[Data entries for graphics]
· · · · ·
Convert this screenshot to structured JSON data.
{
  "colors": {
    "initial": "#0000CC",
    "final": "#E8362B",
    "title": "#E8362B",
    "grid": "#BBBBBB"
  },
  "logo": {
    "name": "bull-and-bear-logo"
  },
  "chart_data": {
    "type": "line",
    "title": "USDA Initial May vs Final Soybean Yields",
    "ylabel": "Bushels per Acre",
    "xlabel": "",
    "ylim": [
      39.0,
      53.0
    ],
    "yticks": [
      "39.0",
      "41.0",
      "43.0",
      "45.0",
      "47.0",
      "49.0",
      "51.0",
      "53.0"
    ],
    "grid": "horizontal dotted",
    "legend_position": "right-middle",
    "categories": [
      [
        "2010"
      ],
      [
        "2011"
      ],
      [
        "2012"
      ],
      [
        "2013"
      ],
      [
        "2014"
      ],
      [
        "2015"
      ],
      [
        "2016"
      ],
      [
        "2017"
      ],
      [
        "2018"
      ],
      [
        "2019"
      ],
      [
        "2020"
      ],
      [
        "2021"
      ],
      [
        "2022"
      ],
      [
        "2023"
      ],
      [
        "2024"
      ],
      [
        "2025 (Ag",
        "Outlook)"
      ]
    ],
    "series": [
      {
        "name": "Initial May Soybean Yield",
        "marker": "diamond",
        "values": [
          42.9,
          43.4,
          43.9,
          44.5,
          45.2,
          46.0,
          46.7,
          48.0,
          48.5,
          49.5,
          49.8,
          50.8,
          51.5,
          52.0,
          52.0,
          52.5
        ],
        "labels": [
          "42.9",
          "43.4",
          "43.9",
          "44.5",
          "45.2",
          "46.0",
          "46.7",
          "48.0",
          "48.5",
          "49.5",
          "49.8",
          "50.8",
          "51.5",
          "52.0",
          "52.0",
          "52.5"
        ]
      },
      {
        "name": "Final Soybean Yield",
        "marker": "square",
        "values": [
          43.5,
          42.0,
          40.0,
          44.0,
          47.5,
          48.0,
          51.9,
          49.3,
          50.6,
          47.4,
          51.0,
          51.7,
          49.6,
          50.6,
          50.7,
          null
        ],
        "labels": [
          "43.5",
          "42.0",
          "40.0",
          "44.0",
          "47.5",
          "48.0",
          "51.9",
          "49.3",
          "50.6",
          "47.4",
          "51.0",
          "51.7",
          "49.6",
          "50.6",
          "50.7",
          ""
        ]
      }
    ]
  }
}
· · · · ·
▸ **TO BE DONE**
Give the material above again, word for word.

▸ **TASK SOLUTION**
Convert this screenshot to structured JSON data.
{
  "colors": {
    "initial": "#0000CC",
    "final": "#E8362B",
    "title": "#E8362B",
    "grid": "#BBBBBB"
  },
  "logo": {
    "name": "bull-and-bear-logo"
  },
  "chart_data": {
    "type": "line",
    "title": "USDA Initial May vs Final Soybean Yields",
    "ylabel": "Bushels per Acre",
    "xlabel": "",
    "ylim": [
      39.0,
      53.0
    ],
    "yticks": [
      "39.0",
      "41.0",
      "43.0",
      "45.0",
      "47.0",
      "49.0",
      "51.0",
      "53.0"
    ],
    "grid": "horizontal dotted",
    "legend_position": "right-middle",
    "categories": [
      [
        "2010"
      ],
      [
        "2011"
      ],
      [
        "2012"
      ],
      [
        "2013"
      ],
      [
        "2014"
      ],
      [
        "2015"
      ],
      [
        "2016"
      ],
      [
        "2017"
      ],
      [
        "2018"
      ],
      [
        "2019"
      ],
      [
        "2020"
      ],
      [
        "2021"
      ],
      [
        "2022"
      ],
      [
        "2023"
      ],
      [
        "2024"
      ],
      [
        "2025 (Ag",
        "Outlook)"
      ]
    ],
    "series": [
      {
        "name": "Initial May Soybean Yield",
        "marker": "diamond",
        "values": [
          42.9,
          43.4,
          43.9,
          44.5,
          45.2,
          46.0,
          46.7,
          48.0,
          48.5,
          49.5,
          49.8,
          50.8,
          51.5,
          52.0,
          52.0,
          52.5
        ],
        "labels": [
          "42.9",
          "43.4",
          "43.9",
          "44.5",
          "45.2",
          "46.0",
          "46.7",
          "48.0",
          "48.5",
          "49.5",
          "49.8",
          "50.8",
          "51.5",
          "52.0",
          "52.0",
          "52.5"
        ]
      },
      {
        "name": "Final Soybean Yield",
        "marker": "square",
        "values": [
          43.5,
          42.0,
          40.0,
          44.0,
          47.5,
          48.0,
          51.9,
          49.3,
          50.6,
          47.4,
          51.0,
          51.7,
          49.6,
          50.6,
          50.7,
          null
        ],
        "labels": [
          "43.5",
          "42.0",
          "40.0",
          "44.0",
          "47.5",
          "48.0",
          "51.9",
          "49.3",
          "50.6",
          "47.4",
          "51.0",
          "51.7",
          "49.6",
          "50.6",
          "50.7",
          ""
        ]
      }
    ]
  }
}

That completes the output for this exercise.